Task statement: Return each line containing the string "panel".

Dataset rows:
※

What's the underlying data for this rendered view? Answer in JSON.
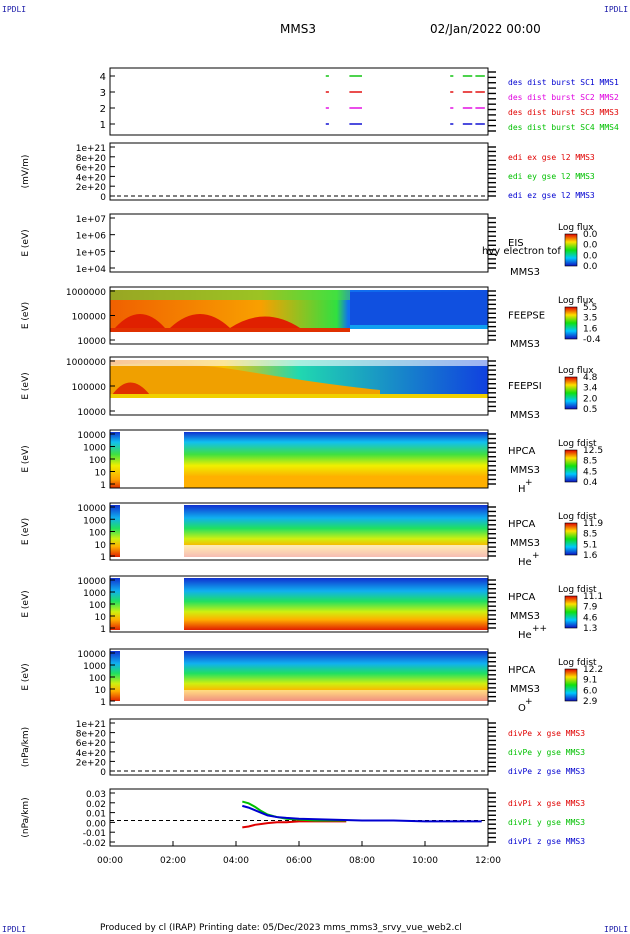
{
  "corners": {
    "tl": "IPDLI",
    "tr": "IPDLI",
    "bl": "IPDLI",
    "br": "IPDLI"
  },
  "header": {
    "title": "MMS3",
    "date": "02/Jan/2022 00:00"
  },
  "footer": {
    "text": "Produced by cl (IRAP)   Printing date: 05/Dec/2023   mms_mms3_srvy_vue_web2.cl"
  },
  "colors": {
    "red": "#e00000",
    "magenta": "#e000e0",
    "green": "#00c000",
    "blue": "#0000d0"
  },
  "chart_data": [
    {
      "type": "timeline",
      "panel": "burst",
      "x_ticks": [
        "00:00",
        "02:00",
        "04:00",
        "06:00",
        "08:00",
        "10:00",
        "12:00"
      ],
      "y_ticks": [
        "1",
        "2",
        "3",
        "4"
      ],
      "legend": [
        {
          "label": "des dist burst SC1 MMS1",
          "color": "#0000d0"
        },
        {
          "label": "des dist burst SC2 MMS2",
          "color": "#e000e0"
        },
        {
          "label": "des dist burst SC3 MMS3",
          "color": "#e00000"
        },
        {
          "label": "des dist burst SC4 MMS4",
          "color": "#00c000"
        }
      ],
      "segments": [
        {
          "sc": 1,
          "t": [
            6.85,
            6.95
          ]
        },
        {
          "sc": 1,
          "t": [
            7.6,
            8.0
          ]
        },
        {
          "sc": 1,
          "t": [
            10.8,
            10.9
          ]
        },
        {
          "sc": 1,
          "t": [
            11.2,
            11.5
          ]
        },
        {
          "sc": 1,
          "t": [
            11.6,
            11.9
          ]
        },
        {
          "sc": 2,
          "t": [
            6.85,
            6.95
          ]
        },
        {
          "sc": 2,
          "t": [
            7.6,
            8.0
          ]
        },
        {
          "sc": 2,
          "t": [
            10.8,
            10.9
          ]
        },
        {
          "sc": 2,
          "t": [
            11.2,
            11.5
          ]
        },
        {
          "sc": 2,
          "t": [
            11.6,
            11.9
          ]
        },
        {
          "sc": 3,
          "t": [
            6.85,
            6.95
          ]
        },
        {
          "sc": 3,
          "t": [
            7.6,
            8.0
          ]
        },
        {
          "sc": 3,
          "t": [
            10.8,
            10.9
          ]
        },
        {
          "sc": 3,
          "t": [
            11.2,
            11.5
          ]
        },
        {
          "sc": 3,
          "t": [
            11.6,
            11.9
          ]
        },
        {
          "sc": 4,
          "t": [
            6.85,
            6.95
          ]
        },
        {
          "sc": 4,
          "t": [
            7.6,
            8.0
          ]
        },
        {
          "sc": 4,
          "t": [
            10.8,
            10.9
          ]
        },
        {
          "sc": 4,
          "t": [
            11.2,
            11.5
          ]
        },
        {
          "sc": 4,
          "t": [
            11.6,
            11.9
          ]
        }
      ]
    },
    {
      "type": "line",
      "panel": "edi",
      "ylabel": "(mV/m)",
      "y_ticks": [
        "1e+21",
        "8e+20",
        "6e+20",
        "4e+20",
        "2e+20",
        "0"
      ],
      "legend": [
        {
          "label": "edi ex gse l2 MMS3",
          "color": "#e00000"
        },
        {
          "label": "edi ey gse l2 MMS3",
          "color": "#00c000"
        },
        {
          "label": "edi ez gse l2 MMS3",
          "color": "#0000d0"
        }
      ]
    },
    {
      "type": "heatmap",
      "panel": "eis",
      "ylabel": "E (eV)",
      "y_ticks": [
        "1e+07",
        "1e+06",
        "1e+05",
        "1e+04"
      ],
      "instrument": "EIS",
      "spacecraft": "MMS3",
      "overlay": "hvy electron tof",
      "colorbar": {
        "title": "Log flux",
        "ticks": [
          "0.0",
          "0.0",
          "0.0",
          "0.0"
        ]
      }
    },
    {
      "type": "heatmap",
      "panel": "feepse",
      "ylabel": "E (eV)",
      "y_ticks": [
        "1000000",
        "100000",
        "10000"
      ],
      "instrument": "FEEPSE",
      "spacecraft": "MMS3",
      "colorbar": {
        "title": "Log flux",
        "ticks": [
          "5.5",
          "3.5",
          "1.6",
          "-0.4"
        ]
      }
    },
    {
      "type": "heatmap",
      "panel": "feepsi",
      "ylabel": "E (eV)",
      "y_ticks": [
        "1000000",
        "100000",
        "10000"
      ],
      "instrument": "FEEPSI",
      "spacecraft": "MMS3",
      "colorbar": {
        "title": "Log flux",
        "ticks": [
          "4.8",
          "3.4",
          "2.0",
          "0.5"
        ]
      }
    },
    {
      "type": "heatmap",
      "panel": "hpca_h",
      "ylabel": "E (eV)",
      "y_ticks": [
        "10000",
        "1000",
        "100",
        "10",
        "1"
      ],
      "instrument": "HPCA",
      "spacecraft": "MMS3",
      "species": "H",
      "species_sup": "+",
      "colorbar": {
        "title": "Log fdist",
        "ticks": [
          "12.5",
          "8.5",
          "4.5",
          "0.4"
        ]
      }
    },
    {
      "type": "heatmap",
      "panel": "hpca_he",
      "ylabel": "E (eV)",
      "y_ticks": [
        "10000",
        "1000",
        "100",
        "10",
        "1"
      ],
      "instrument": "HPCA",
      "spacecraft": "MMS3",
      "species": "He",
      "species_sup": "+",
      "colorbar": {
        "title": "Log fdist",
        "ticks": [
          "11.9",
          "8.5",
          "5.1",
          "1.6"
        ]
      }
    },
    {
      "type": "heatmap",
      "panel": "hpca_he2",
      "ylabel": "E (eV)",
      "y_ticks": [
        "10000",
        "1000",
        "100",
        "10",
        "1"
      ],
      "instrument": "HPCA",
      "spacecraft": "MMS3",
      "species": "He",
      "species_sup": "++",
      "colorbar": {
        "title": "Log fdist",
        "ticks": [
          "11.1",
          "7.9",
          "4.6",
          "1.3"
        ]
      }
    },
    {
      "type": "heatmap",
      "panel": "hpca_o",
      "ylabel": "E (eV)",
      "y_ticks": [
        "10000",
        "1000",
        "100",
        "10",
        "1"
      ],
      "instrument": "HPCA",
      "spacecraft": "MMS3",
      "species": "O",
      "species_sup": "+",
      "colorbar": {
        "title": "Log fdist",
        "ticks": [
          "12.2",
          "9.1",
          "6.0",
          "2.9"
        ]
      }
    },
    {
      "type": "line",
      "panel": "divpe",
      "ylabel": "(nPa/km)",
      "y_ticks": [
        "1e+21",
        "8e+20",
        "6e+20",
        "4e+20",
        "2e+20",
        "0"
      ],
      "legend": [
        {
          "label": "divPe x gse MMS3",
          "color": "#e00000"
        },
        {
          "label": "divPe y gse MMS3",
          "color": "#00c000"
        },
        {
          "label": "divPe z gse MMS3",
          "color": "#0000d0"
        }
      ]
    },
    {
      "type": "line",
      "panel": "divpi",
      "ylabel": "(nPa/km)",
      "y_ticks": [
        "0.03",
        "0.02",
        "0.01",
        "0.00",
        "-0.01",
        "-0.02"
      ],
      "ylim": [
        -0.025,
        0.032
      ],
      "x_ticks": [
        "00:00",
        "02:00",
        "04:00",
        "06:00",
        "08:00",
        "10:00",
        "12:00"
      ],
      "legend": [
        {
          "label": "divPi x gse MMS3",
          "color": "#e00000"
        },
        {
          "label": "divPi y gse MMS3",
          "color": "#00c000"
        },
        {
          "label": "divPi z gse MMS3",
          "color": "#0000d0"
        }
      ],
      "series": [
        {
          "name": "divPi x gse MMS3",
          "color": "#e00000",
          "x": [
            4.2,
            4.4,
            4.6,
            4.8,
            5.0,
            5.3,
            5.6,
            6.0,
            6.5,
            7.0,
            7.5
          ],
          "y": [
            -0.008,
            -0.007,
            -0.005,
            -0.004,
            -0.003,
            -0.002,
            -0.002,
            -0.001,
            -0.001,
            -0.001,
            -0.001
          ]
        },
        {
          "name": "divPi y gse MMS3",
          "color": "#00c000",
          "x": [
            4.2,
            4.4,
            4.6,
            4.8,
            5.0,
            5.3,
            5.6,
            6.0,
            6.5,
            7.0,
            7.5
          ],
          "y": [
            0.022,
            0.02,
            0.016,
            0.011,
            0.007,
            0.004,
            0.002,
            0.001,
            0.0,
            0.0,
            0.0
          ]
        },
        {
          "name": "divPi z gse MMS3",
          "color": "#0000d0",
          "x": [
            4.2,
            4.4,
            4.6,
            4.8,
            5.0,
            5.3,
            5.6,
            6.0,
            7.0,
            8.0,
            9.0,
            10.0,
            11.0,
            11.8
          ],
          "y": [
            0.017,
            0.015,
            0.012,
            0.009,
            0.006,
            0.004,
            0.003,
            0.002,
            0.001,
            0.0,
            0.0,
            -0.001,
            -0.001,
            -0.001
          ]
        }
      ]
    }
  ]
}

※

Solution to the problem:
      "panel": "burst",
      "panel": "edi",
      "panel": "eis",
      "panel": "feepse",
      "panel": "feepsi",
      "panel": "hpca_h",
      "panel": "hpca_he",
      "panel": "hpca_he2",
      "panel": "hpca_o",
      "panel": "divpe",
      "panel": "divpi",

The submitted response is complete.